### Requirement
Return all lines from the listing below in which the string "print" occurs.
------
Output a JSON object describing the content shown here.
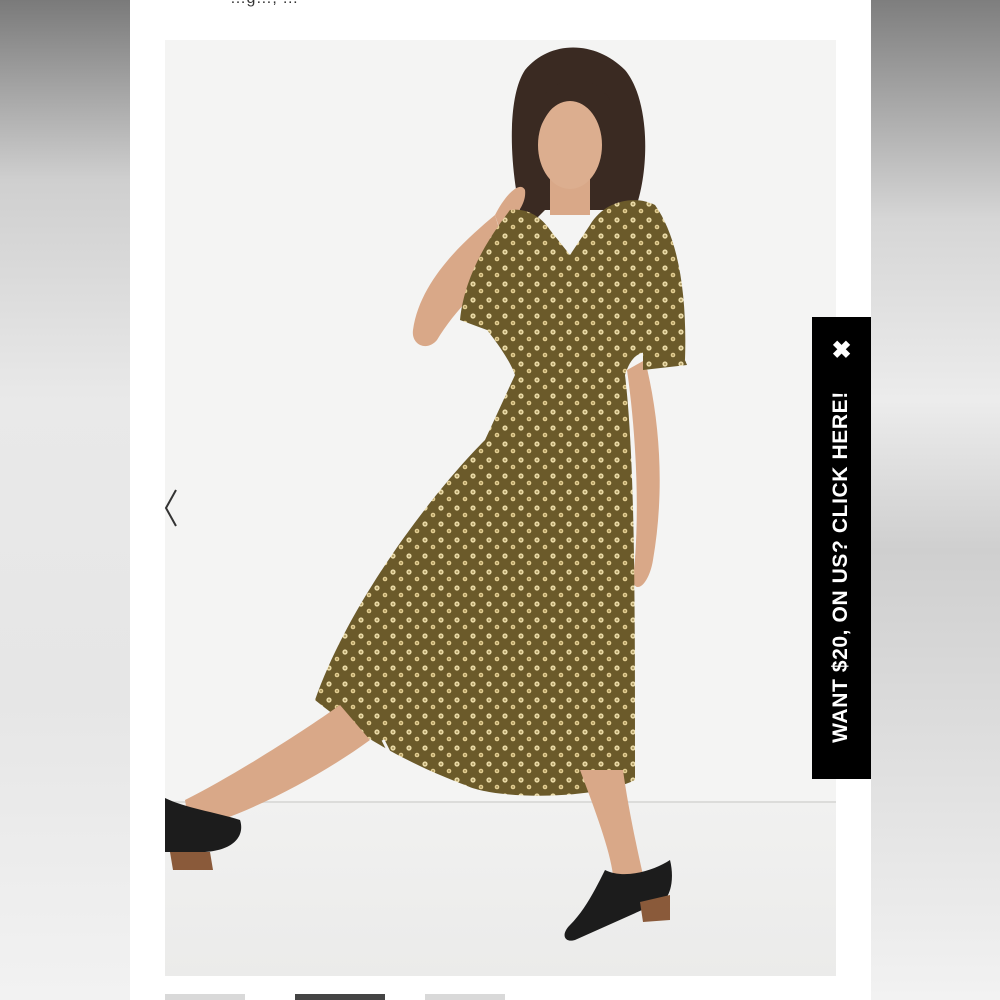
{
  "header": {
    "partial_text": "…g…, …"
  },
  "gallery": {
    "image_alt": "Model wearing olive floral print midi dress with black mules",
    "prev_icon": "chevron-left-icon",
    "thumbnails_count": 3,
    "active_thumbnail": 2
  },
  "promo": {
    "label": "WANT $20, ON US? CLICK HERE!",
    "close_symbol": "✖",
    "close_icon": "close-icon",
    "background": "#000000",
    "text_color": "#ffffff"
  },
  "colors": {
    "dress": "#6b5a2a",
    "print": "#e9d9a6",
    "skin": "#d9a888",
    "hair": "#3a2a22",
    "shoe": "#1c1c1c"
  }
}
------
### Written response
    "image_alt": "Model wearing olive floral print midi dress with black mules",
    "print": "#e9d9a6",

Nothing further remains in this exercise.